What is needed.
Give the data below again, word for word.

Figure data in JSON
+===+

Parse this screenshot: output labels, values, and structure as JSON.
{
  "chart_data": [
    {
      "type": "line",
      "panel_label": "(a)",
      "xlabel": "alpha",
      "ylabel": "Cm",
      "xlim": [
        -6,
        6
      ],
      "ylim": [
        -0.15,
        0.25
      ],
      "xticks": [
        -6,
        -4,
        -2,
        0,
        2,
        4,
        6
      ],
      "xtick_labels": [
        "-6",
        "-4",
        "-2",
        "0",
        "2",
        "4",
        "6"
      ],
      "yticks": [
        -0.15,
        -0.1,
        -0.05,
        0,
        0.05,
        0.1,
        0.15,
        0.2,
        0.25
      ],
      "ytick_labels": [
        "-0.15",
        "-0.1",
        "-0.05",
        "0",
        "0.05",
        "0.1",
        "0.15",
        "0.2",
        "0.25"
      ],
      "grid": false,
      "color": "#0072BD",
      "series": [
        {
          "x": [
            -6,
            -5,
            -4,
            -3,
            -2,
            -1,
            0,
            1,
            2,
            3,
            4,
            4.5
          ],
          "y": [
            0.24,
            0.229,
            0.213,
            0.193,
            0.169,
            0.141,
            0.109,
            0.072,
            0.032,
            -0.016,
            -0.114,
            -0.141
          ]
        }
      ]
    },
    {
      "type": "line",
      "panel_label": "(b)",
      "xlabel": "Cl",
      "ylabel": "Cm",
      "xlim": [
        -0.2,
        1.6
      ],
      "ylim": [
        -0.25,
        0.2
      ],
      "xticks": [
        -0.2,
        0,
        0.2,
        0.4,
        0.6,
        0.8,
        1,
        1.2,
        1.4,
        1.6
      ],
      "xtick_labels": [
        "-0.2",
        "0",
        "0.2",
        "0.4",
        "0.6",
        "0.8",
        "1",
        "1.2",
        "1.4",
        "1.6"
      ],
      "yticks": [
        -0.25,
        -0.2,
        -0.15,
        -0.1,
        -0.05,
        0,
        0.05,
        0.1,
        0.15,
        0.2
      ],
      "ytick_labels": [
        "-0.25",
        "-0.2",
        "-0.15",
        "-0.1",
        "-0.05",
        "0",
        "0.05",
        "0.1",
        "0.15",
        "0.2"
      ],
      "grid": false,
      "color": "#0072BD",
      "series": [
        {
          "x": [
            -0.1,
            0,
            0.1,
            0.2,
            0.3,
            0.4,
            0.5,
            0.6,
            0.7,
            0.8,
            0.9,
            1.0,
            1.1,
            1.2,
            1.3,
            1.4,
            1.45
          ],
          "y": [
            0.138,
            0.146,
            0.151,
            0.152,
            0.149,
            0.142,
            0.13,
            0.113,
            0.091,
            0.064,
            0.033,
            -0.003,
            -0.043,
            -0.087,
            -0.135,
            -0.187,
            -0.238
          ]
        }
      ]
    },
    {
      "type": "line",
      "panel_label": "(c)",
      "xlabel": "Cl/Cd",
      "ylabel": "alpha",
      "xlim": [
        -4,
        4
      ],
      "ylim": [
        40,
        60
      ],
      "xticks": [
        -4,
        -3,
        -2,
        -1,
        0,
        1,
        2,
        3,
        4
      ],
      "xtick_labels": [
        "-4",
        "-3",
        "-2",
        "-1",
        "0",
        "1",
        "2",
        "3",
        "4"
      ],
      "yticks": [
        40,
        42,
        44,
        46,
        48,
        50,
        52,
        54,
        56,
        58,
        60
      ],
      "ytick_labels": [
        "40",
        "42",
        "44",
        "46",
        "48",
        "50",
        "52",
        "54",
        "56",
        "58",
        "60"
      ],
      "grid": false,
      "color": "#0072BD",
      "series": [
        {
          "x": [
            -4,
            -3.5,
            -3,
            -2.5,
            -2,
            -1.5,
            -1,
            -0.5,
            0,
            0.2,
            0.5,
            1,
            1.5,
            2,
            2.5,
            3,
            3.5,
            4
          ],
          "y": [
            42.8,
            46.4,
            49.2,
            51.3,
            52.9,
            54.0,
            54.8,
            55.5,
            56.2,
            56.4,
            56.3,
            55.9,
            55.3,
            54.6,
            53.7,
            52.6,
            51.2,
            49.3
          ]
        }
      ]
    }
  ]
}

+===+

Output.
Parse this screenshot: output labels, values, and structure as JSON.
{
  "chart_data": [
    {
      "type": "line",
      "panel_label": "(a)",
      "xlabel": "alpha",
      "ylabel": "Cm",
      "xlim": [
        -6,
        6
      ],
      "ylim": [
        -0.15,
        0.25
      ],
      "xticks": [
        -6,
        -4,
        -2,
        0,
        2,
        4,
        6
      ],
      "xtick_labels": [
        "-6",
        "-4",
        "-2",
        "0",
        "2",
        "4",
        "6"
      ],
      "yticks": [
        -0.15,
        -0.1,
        -0.05,
        0,
        0.05,
        0.1,
        0.15,
        0.2,
        0.25
      ],
      "ytick_labels": [
        "-0.15",
        "-0.1",
        "-0.05",
        "0",
        "0.05",
        "0.1",
        "0.15",
        "0.2",
        "0.25"
      ],
      "grid": false,
      "color": "#0072BD",
      "series": [
        {
          "x": [
            -6,
            -5,
            -4,
            -3,
            -2,
            -1,
            0,
            1,
            2,
            3,
            4,
            4.5
          ],
          "y": [
            0.24,
            0.229,
            0.213,
            0.193,
            0.169,
            0.141,
            0.109,
            0.072,
            0.032,
            -0.016,
            -0.114,
            -0.141
          ]
        }
      ]
    },
    {
      "type": "line",
      "panel_label": "(b)",
      "xlabel": "Cl",
      "ylabel": "Cm",
      "xlim": [
        -0.2,
        1.6
      ],
      "ylim": [
        -0.25,
        0.2
      ],
      "xticks": [
        -0.2,
        0,
        0.2,
        0.4,
        0.6,
        0.8,
        1,
        1.2,
        1.4,
        1.6
      ],
      "xtick_labels": [
        "-0.2",
        "0",
        "0.2",
        "0.4",
        "0.6",
        "0.8",
        "1",
        "1.2",
        "1.4",
        "1.6"
      ],
      "yticks": [
        -0.25,
        -0.2,
        -0.15,
        -0.1,
        -0.05,
        0,
        0.05,
        0.1,
        0.15,
        0.2
      ],
      "ytick_labels": [
        "-0.25",
        "-0.2",
        "-0.15",
        "-0.1",
        "-0.05",
        "0",
        "0.05",
        "0.1",
        "0.15",
        "0.2"
      ],
      "grid": false,
      "color": "#0072BD",
      "series": [
        {
          "x": [
            -0.1,
            0,
            0.1,
            0.2,
            0.3,
            0.4,
            0.5,
            0.6,
            0.7,
            0.8,
            0.9,
            1.0,
            1.1,
            1.2,
            1.3,
            1.4,
            1.45
          ],
          "y": [
            0.138,
            0.146,
            0.151,
            0.152,
            0.149,
            0.142,
            0.13,
            0.113,
            0.091,
            0.064,
            0.033,
            -0.003,
            -0.043,
            -0.087,
            -0.135,
            -0.187,
            -0.238
          ]
        }
      ]
    },
    {
      "type": "line",
      "panel_label": "(c)",
      "xlabel": "Cl/Cd",
      "ylabel": "alpha",
      "xlim": [
        -4,
        4
      ],
      "ylim": [
        40,
        60
      ],
      "xticks": [
        -4,
        -3,
        -2,
        -1,
        0,
        1,
        2,
        3,
        4
      ],
      "xtick_labels": [
        "-4",
        "-3",
        "-2",
        "-1",
        "0",
        "1",
        "2",
        "3",
        "4"
      ],
      "yticks": [
        40,
        42,
        44,
        46,
        48,
        50,
        52,
        54,
        56,
        58,
        60
      ],
      "ytick_labels": [
        "40",
        "42",
        "44",
        "46",
        "48",
        "50",
        "52",
        "54",
        "56",
        "58",
        "60"
      ],
      "grid": false,
      "color": "#0072BD",
      "series": [
        {
          "x": [
            -4,
            -3.5,
            -3,
            -2.5,
            -2,
            -1.5,
            -1,
            -0.5,
            0,
            0.2,
            0.5,
            1,
            1.5,
            2,
            2.5,
            3,
            3.5,
            4
          ],
          "y": [
            42.8,
            46.4,
            49.2,
            51.3,
            52.9,
            54.0,
            54.8,
            55.5,
            56.2,
            56.4,
            56.3,
            55.9,
            55.3,
            54.6,
            53.7,
            52.6,
            51.2,
            49.3
          ]
        }
      ]
    }
  ]
}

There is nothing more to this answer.